§ **GOAL**: Omit the images, then print each record below exactly as it reads.

----

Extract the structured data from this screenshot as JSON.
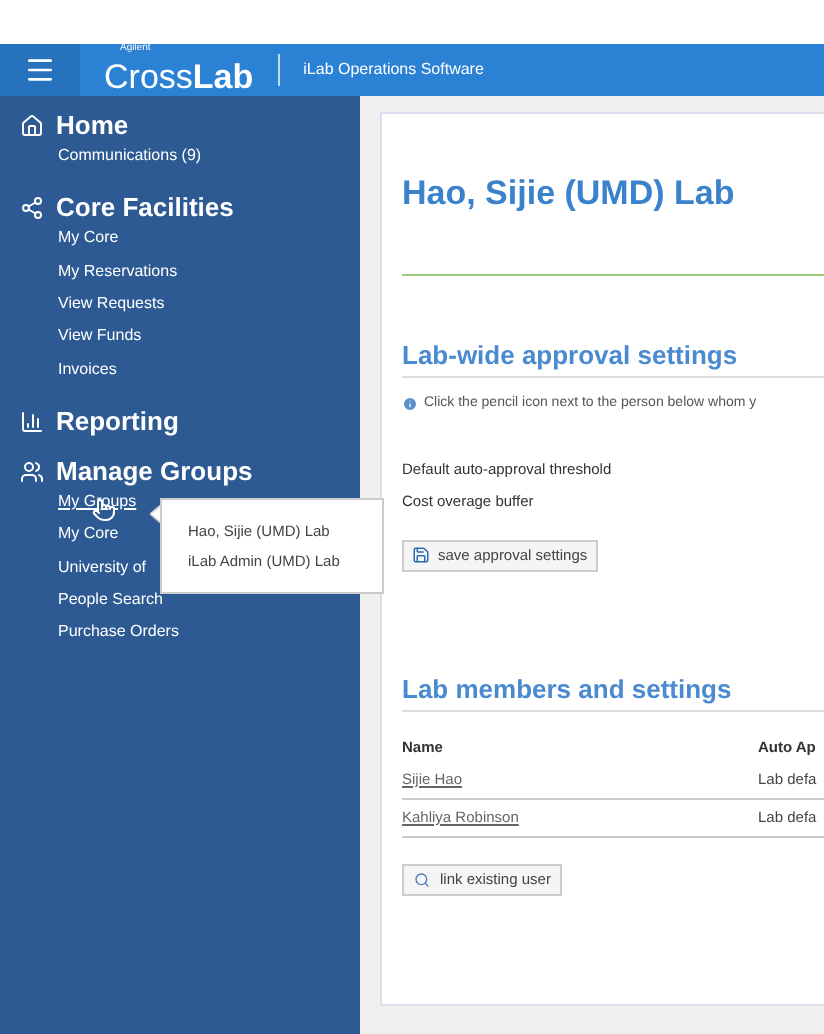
{
  "header": {
    "logo_small": "Agilent",
    "logo_light": "Cross",
    "logo_bold": "Lab",
    "product": "iLab Operations Software"
  },
  "sidebar": {
    "sections": [
      {
        "kind": "home",
        "title": "Home",
        "items": [
          {
            "label": "Communications (9)",
            "hovered": false
          }
        ]
      },
      {
        "kind": "share",
        "title": "Core Facilities",
        "items": [
          {
            "label": "My Core",
            "hovered": false
          },
          {
            "label": "My Reservations",
            "hovered": false
          },
          {
            "label": "View Requests",
            "hovered": false
          },
          {
            "label": "View Funds",
            "hovered": false
          },
          {
            "label": "Invoices",
            "hovered": false
          }
        ]
      },
      {
        "kind": "chart",
        "title": "Reporting"
      },
      {
        "kind": "groups",
        "title": "Manage Groups",
        "items": [
          {
            "label": "My Groups",
            "hovered": true
          },
          {
            "label": "My Core",
            "hovered": false
          },
          {
            "label": "University of",
            "hovered": false
          },
          {
            "label": "People Search",
            "hovered": false
          },
          {
            "label": "Purchase Orders",
            "hovered": false
          }
        ]
      }
    ]
  },
  "popup": {
    "items": [
      "Hao, Sijie (UMD) Lab",
      "iLab Admin (UMD) Lab"
    ]
  },
  "main": {
    "title": "Hao, Sijie (UMD) Lab",
    "approval": {
      "heading": "Lab-wide approval settings",
      "info": "Click the pencil icon next to the person below whom y",
      "fields": [
        "Default auto-approval threshold",
        "Cost overage buffer"
      ],
      "button": "save approval settings"
    },
    "members": {
      "heading": "Lab members and settings",
      "columns": [
        "Name",
        "Auto Ap"
      ],
      "rows": [
        {
          "name": "Sijie Hao",
          "setting": "Lab defa"
        },
        {
          "name": "Kahliya Robinson",
          "setting": "Lab defa"
        }
      ],
      "button": "link existing user"
    }
  }
}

----

§ **THE SOLUTION**:
Extract the structured data from this screenshot as JSON.
{
  "header": {
    "logo_small": "Agilent",
    "logo_light": "Cross",
    "logo_bold": "Lab",
    "product": "iLab Operations Software"
  },
  "sidebar": {
    "sections": [
      {
        "kind": "home",
        "title": "Home",
        "items": [
          {
            "label": "Communications (9)",
            "hovered": false
          }
        ]
      },
      {
        "kind": "share",
        "title": "Core Facilities",
        "items": [
          {
            "label": "My Core",
            "hovered": false
          },
          {
            "label": "My Reservations",
            "hovered": false
          },
          {
            "label": "View Requests",
            "hovered": false
          },
          {
            "label": "View Funds",
            "hovered": false
          },
          {
            "label": "Invoices",
            "hovered": false
          }
        ]
      },
      {
        "kind": "chart",
        "title": "Reporting"
      },
      {
        "kind": "groups",
        "title": "Manage Groups",
        "items": [
          {
            "label": "My Groups",
            "hovered": true
          },
          {
            "label": "My Core",
            "hovered": false
          },
          {
            "label": "University of",
            "hovered": false
          },
          {
            "label": "People Search",
            "hovered": false
          },
          {
            "label": "Purchase Orders",
            "hovered": false
          }
        ]
      }
    ]
  },
  "popup": {
    "items": [
      "Hao, Sijie (UMD) Lab",
      "iLab Admin (UMD) Lab"
    ]
  },
  "main": {
    "title": "Hao, Sijie (UMD) Lab",
    "approval": {
      "heading": "Lab-wide approval settings",
      "info": "Click the pencil icon next to the person below whom y",
      "fields": [
        "Default auto-approval threshold",
        "Cost overage buffer"
      ],
      "button": "save approval settings"
    },
    "members": {
      "heading": "Lab members and settings",
      "columns": [
        "Name",
        "Auto Ap"
      ],
      "rows": [
        {
          "name": "Sijie Hao",
          "setting": "Lab defa"
        },
        {
          "name": "Kahliya Robinson",
          "setting": "Lab defa"
        }
      ],
      "button": "link existing user"
    }
  }
}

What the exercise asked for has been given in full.